» GOAL: Below is a block of records. Copy every line in it that contains the word "ЧИСЛО".
■ ■ ■ ■ ■ ■ ■
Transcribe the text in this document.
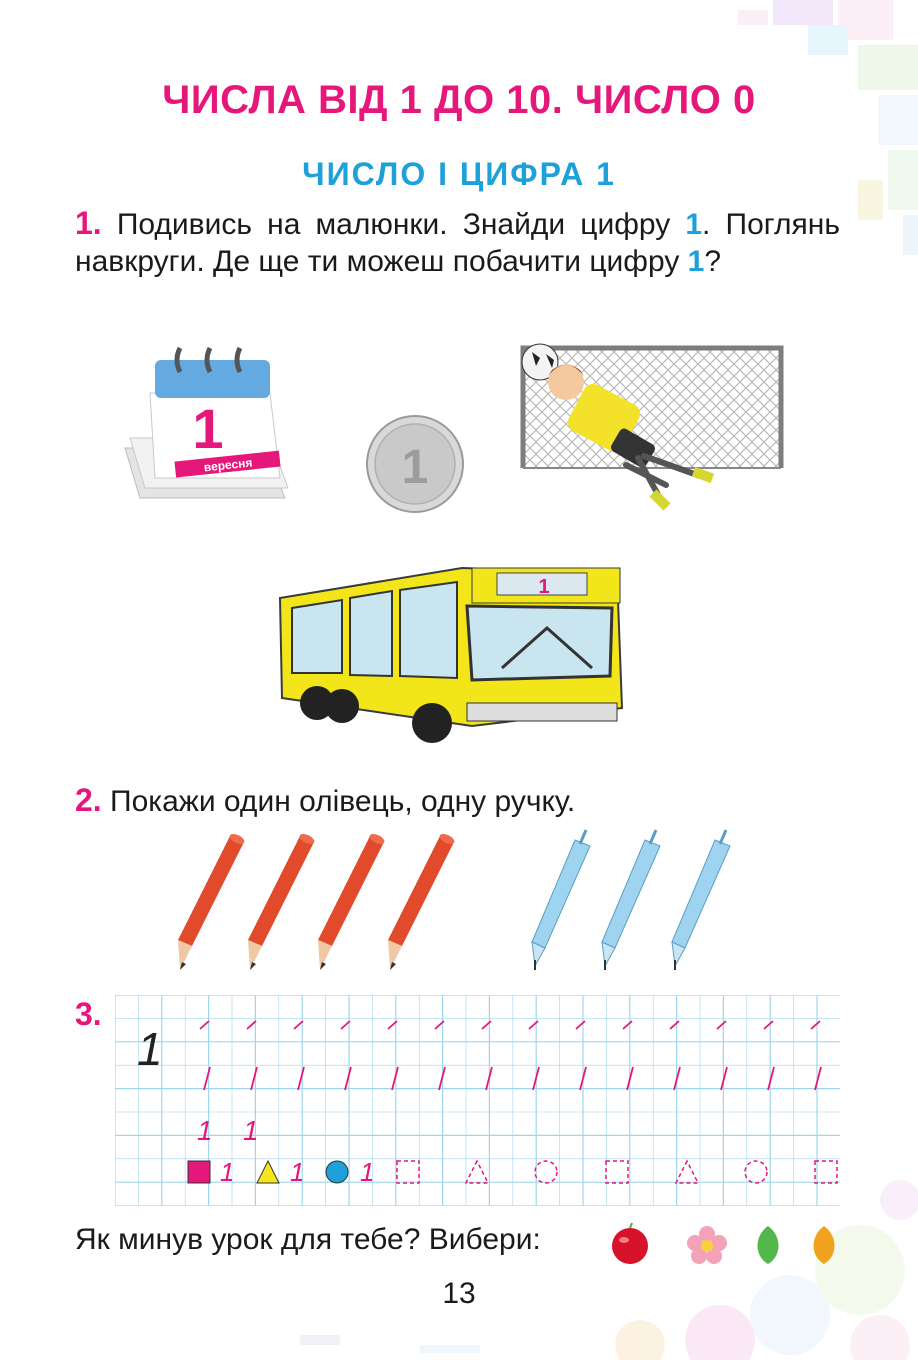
ЧИСЛА ВІД 1 ДО 10. ЧИСЛО 0
ЧИСЛО І ЦИФРА 1
1. Подивись на малюнки. Знайди цифру 1. Поглянь навкруги. Де ще ти можеш побачити цифру 1?
1
вересня	1
1
2. Покажи один олівець, одну ручку.
3.
1
1 1
1 1 1
Як минув урок для тебе? Вибери:
13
■ ■ ■ ■ ■ ■ ■
» RESPONSE BELOW:
ЧИСЛА ВІД 1 ДО 10. ЧИСЛО 0
ЧИСЛО І ЦИФРА 1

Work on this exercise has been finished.